What you are asked to do:
Take every line from the material that has the word "this" in it.

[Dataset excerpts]

★ ★ ★ ★

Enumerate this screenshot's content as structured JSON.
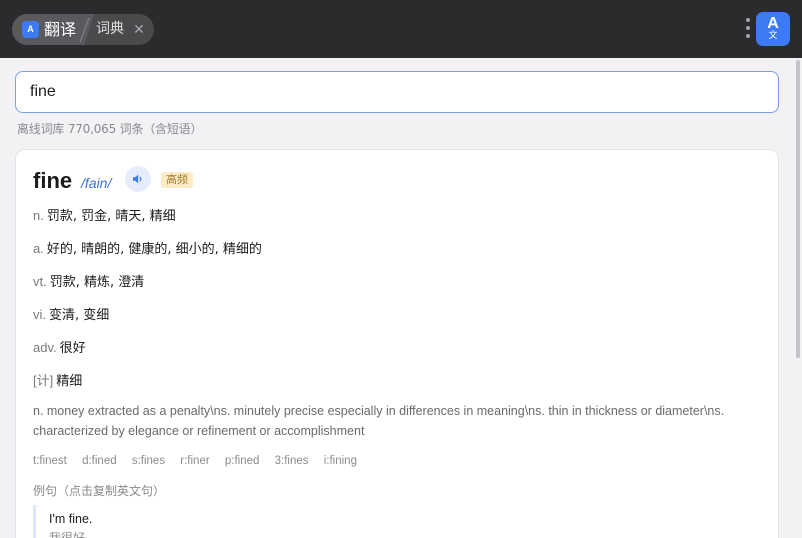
{
  "app": {
    "tabs": [
      {
        "label": "翻译",
        "active": true,
        "icon": "translate-icon"
      },
      {
        "label": "词典",
        "active": false
      }
    ],
    "close_glyph": "✕",
    "logo": {
      "big": "A",
      "small": "文"
    },
    "accent_color": "#3d7bf5"
  },
  "search": {
    "value": "fine",
    "placeholder": ""
  },
  "dict_info": "离线词库 770,065 词条（含短语）",
  "entry": {
    "word": "fine",
    "phonetic": "/fain/",
    "badge": "高频",
    "definitions": [
      {
        "pos": "n.",
        "text": "罚款, 罚金, 晴天, 精细"
      },
      {
        "pos": "a.",
        "text": "好的, 晴朗的, 健康的, 细小的, 精细的"
      },
      {
        "pos": "vt.",
        "text": "罚款, 精炼, 澄清"
      },
      {
        "pos": "vi.",
        "text": "变清, 变细"
      },
      {
        "pos": "adv.",
        "text": "很好"
      },
      {
        "pos": "[计]",
        "text": "精细"
      }
    ],
    "english_definition": "n. money extracted as a penalty\\ns. minutely precise especially in differences in meaning\\ns. thin in thickness or diameter\\ns. characterized by elegance or refinement or accomplishment",
    "forms": [
      "t:finest",
      "d:fined",
      "s:fines",
      "r:finer",
      "p:fined",
      "3:fines",
      "i:fining"
    ],
    "examples_label": "例句（点击复制英文句）",
    "examples": [
      {
        "en": "I'm fine.",
        "zh": "我很好。"
      }
    ]
  }
}
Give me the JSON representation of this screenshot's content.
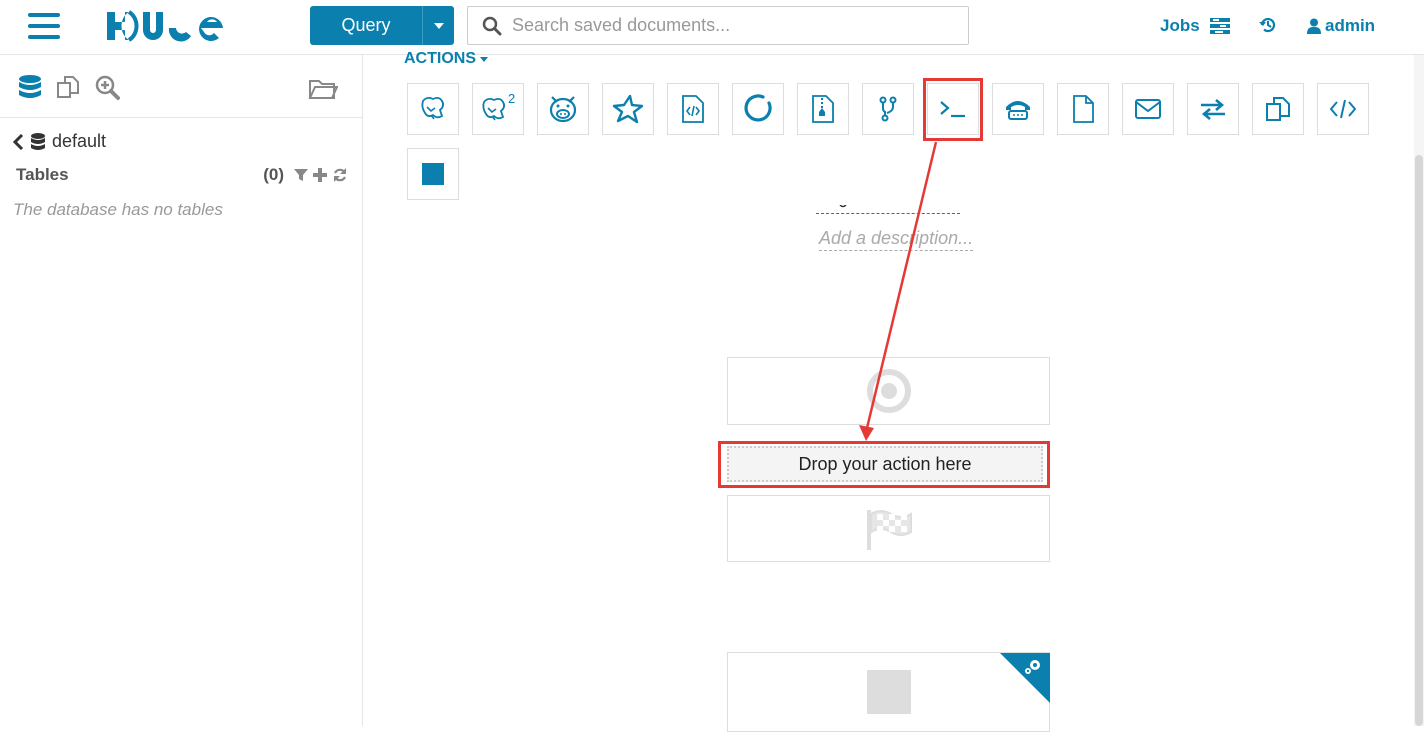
{
  "header": {
    "query_label": "Query",
    "search_placeholder": "Search saved documents...",
    "jobs_label": "Jobs",
    "user_label": "admin"
  },
  "left_panel": {
    "icons": [
      "database-icon",
      "copy-icon",
      "search-plus-icon",
      "folder-open-icon"
    ],
    "database_name": "default",
    "tables_label": "Tables",
    "tables_count": "(0)",
    "empty_message": "The database has no tables"
  },
  "main": {
    "actions_label": "ACTIONS",
    "tools": [
      {
        "name": "hive-icon"
      },
      {
        "name": "hive2-icon",
        "superscript": "2"
      },
      {
        "name": "pig-icon"
      },
      {
        "name": "spark-icon"
      },
      {
        "name": "java-icon"
      },
      {
        "name": "sqoop-icon"
      },
      {
        "name": "mapreduce-icon"
      },
      {
        "name": "subworkflow-icon"
      },
      {
        "name": "shell-icon"
      },
      {
        "name": "ssh-icon"
      },
      {
        "name": "hdfs-fs-icon"
      },
      {
        "name": "email-icon"
      },
      {
        "name": "streaming-icon"
      },
      {
        "name": "distcp-icon"
      },
      {
        "name": "generic-action-icon"
      },
      {
        "name": "kill-icon"
      }
    ],
    "description_placeholder": "Add a description...",
    "drop_zone_label": "Drop your action here"
  },
  "colors": {
    "accent": "#0b7fad",
    "annotation": "#e53935"
  }
}
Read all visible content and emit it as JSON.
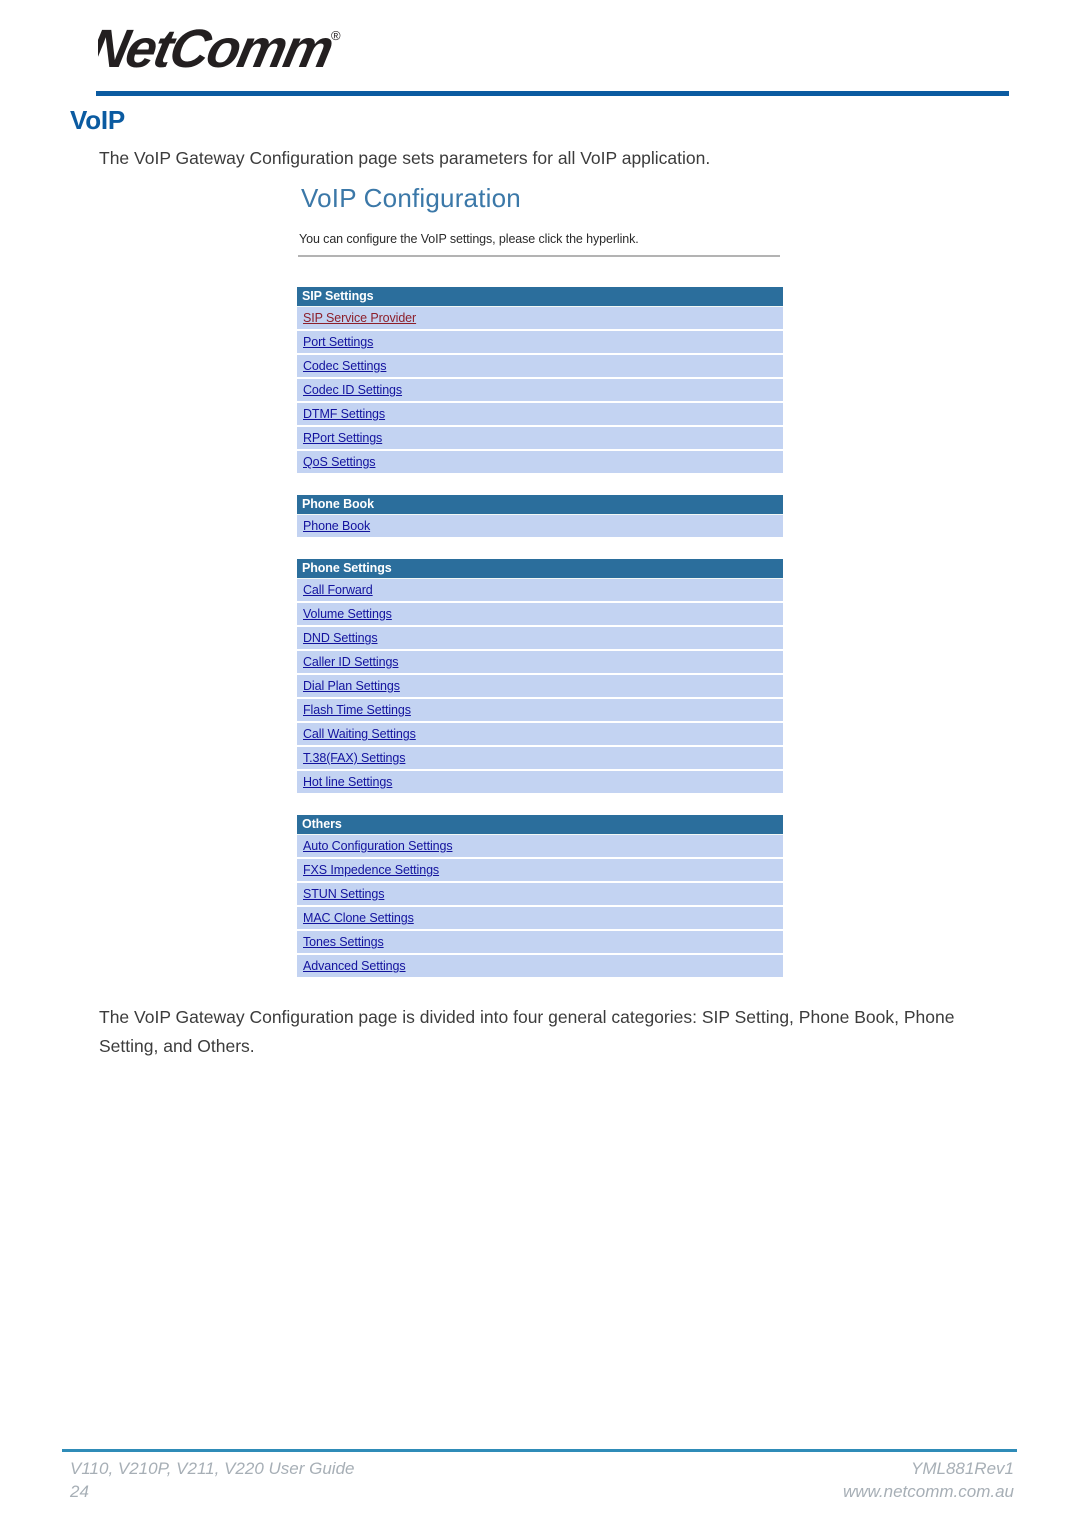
{
  "document": {
    "brand": "NetComm",
    "brand_mark": "registered-trademark",
    "page_title": "VoIP",
    "intro_text": "The VoIP Gateway Configuration page sets parameters for all VoIP application.",
    "body_text": "The VoIP Gateway Configuration page is divided into four general categories: SIP Setting, Phone Book, Phone Setting, and Others."
  },
  "colors": {
    "brand_blue": "#0b5ba1",
    "panel_header_blue": "#2b6e9c",
    "panel_row_blue": "#c3d3f2",
    "link_blue": "#13139e",
    "link_visited": "#8c1f2b",
    "shot_title_blue": "#3b78a8",
    "footer_rule": "#2f8cb8",
    "footer_text": "#a7afb6"
  },
  "screenshot": {
    "title": "VoIP Configuration",
    "subtitle": "You can configure the VoIP settings, please click the hyperlink.",
    "panels": [
      {
        "header": "SIP Settings",
        "rows": [
          {
            "label": "SIP Service Provider",
            "visited": true
          },
          {
            "label": "Port Settings",
            "visited": false
          },
          {
            "label": "Codec Settings",
            "visited": false
          },
          {
            "label": "Codec ID Settings",
            "visited": false
          },
          {
            "label": "DTMF Settings",
            "visited": false
          },
          {
            "label": "RPort Settings",
            "visited": false
          },
          {
            "label": "QoS Settings",
            "visited": false
          }
        ]
      },
      {
        "header": "Phone Book",
        "rows": [
          {
            "label": "Phone Book",
            "visited": false
          }
        ]
      },
      {
        "header": "Phone Settings",
        "rows": [
          {
            "label": "Call Forward",
            "visited": false
          },
          {
            "label": "Volume Settings",
            "visited": false
          },
          {
            "label": "DND Settings",
            "visited": false
          },
          {
            "label": "Caller ID Settings",
            "visited": false
          },
          {
            "label": "Dial Plan Settings",
            "visited": false
          },
          {
            "label": "Flash Time Settings",
            "visited": false
          },
          {
            "label": "Call Waiting Settings",
            "visited": false
          },
          {
            "label": "T.38(FAX) Settings",
            "visited": false
          },
          {
            "label": "Hot line Settings",
            "visited": false
          }
        ]
      },
      {
        "header": "Others",
        "rows": [
          {
            "label": "Auto Configuration Settings",
            "visited": false
          },
          {
            "label": "FXS Impedence Settings",
            "visited": false
          },
          {
            "label": "STUN Settings",
            "visited": false
          },
          {
            "label": "MAC Clone Settings",
            "visited": false
          },
          {
            "label": "Tones Settings",
            "visited": false
          },
          {
            "label": "Advanced Settings",
            "visited": false
          }
        ]
      }
    ]
  },
  "footer": {
    "guide": "V110, V210P, V211, V220 User Guide",
    "page_number": "24",
    "doc_id": "YML881Rev1",
    "website": "www.netcomm.com.au"
  }
}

★ ★ ★ ★

Problem solution:
Enumerate this screenshot's content as structured JSON.
Give me the JSON representation of this screenshot's content.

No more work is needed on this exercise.